▶ [WHAT IS EXPECTED]: Can you give all the records again without altering a single character?

▶ [INFORMATION GIVEN]:
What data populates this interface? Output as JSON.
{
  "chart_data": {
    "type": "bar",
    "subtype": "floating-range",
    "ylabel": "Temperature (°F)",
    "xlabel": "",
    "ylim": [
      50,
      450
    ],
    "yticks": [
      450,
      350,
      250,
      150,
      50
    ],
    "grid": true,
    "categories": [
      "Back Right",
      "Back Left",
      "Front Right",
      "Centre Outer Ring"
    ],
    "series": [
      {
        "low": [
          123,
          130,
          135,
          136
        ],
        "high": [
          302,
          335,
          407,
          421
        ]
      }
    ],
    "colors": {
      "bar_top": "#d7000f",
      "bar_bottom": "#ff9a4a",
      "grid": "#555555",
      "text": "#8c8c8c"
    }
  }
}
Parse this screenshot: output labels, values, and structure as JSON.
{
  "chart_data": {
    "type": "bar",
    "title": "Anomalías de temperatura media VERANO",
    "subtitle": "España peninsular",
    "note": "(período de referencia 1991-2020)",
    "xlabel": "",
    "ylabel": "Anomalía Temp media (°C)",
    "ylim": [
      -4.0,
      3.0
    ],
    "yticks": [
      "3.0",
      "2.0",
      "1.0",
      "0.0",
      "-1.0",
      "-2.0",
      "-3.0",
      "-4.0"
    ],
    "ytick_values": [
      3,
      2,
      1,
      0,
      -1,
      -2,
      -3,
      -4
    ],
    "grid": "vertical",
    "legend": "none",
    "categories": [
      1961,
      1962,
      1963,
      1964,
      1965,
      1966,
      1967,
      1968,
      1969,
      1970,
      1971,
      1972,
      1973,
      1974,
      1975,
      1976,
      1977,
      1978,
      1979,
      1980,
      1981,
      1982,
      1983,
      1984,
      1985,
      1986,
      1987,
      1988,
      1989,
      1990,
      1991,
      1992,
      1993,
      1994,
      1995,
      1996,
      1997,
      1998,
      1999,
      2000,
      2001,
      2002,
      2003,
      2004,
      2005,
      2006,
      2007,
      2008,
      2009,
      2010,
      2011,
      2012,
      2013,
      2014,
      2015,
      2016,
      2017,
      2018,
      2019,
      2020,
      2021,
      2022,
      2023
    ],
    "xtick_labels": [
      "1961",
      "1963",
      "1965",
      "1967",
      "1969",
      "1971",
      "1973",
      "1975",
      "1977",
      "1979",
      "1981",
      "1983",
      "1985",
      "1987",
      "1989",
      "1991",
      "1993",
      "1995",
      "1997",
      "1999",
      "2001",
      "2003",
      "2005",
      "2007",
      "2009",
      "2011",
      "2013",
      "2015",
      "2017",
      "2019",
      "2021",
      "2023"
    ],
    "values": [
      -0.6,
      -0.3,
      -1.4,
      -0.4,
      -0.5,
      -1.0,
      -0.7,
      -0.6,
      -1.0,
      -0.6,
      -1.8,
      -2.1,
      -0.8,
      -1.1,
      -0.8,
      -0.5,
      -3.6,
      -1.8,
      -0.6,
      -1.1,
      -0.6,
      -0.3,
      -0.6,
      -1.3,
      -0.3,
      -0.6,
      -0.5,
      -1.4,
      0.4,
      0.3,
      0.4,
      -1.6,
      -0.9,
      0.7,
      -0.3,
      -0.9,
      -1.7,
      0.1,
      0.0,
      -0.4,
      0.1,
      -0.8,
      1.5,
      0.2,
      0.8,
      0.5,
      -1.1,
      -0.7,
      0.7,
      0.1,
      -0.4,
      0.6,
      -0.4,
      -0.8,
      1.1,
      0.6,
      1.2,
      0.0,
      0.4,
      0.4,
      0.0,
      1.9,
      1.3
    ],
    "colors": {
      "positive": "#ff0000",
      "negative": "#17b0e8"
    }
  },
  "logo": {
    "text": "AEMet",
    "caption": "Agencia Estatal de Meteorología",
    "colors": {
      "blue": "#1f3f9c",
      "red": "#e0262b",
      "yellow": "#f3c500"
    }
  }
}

▶ [RESULT BELOW]:
What data populates this interface? Output as JSON.
{
  "chart_data": {
    "type": "bar",
    "subtype": "floating-range",
    "ylabel": "Temperature (°F)",
    "xlabel": "",
    "ylim": [
      50,
      450
    ],
    "yticks": [
      450,
      350,
      250,
      150,
      50
    ],
    "grid": true,
    "categories": [
      "Back Right",
      "Back Left",
      "Front Right",
      "Centre Outer Ring"
    ],
    "series": [
      {
        "low": [
          123,
          130,
          135,
          136
        ],
        "high": [
          302,
          335,
          407,
          421
        ]
      }
    ],
    "colors": {
      "bar_top": "#d7000f",
      "bar_bottom": "#ff9a4a",
      "grid": "#555555",
      "text": "#8c8c8c"
    }
  }
}
Parse this screenshot: output labels, values, and structure as JSON.
{
  "chart_data": {
    "type": "bar",
    "title": "Anomalías de temperatura media VERANO",
    "subtitle": "España peninsular",
    "note": "(período de referencia 1991-2020)",
    "xlabel": "",
    "ylabel": "Anomalía Temp media (°C)",
    "ylim": [
      -4.0,
      3.0
    ],
    "yticks": [
      "3.0",
      "2.0",
      "1.0",
      "0.0",
      "-1.0",
      "-2.0",
      "-3.0",
      "-4.0"
    ],
    "ytick_values": [
      3,
      2,
      1,
      0,
      -1,
      -2,
      -3,
      -4
    ],
    "grid": "vertical",
    "legend": "none",
    "categories": [
      1961,
      1962,
      1963,
      1964,
      1965,
      1966,
      1967,
      1968,
      1969,
      1970,
      1971,
      1972,
      1973,
      1974,
      1975,
      1976,
      1977,
      1978,
      1979,
      1980,
      1981,
      1982,
      1983,
      1984,
      1985,
      1986,
      1987,
      1988,
      1989,
      1990,
      1991,
      1992,
      1993,
      1994,
      1995,
      1996,
      1997,
      1998,
      1999,
      2000,
      2001,
      2002,
      2003,
      2004,
      2005,
      2006,
      2007,
      2008,
      2009,
      2010,
      2011,
      2012,
      2013,
      2014,
      2015,
      2016,
      2017,
      2018,
      2019,
      2020,
      2021,
      2022,
      2023
    ],
    "xtick_labels": [
      "1961",
      "1963",
      "1965",
      "1967",
      "1969",
      "1971",
      "1973",
      "1975",
      "1977",
      "1979",
      "1981",
      "1983",
      "1985",
      "1987",
      "1989",
      "1991",
      "1993",
      "1995",
      "1997",
      "1999",
      "2001",
      "2003",
      "2005",
      "2007",
      "2009",
      "2011",
      "2013",
      "2015",
      "2017",
      "2019",
      "2021",
      "2023"
    ],
    "values": [
      -0.6,
      -0.3,
      -1.4,
      -0.4,
      -0.5,
      -1.0,
      -0.7,
      -0.6,
      -1.0,
      -0.6,
      -1.8,
      -2.1,
      -0.8,
      -1.1,
      -0.8,
      -0.5,
      -3.6,
      -1.8,
      -0.6,
      -1.1,
      -0.6,
      -0.3,
      -0.6,
      -1.3,
      -0.3,
      -0.6,
      -0.5,
      -1.4,
      0.4,
      0.3,
      0.4,
      -1.6,
      -0.9,
      0.7,
      -0.3,
      -0.9,
      -1.7,
      0.1,
      0.0,
      -0.4,
      0.1,
      -0.8,
      1.5,
      0.2,
      0.8,
      0.5,
      -1.1,
      -0.7,
      0.7,
      0.1,
      -0.4,
      0.6,
      -0.4,
      -0.8,
      1.1,
      0.6,
      1.2,
      0.0,
      0.4,
      0.4,
      0.0,
      1.9,
      1.3
    ],
    "colors": {
      "positive": "#ff0000",
      "negative": "#17b0e8"
    }
  },
  "logo": {
    "text": "AEMet",
    "caption": "Agencia Estatal de Meteorología",
    "colors": {
      "blue": "#1f3f9c",
      "red": "#e0262b",
      "yellow": "#f3c500"
    }
  }
}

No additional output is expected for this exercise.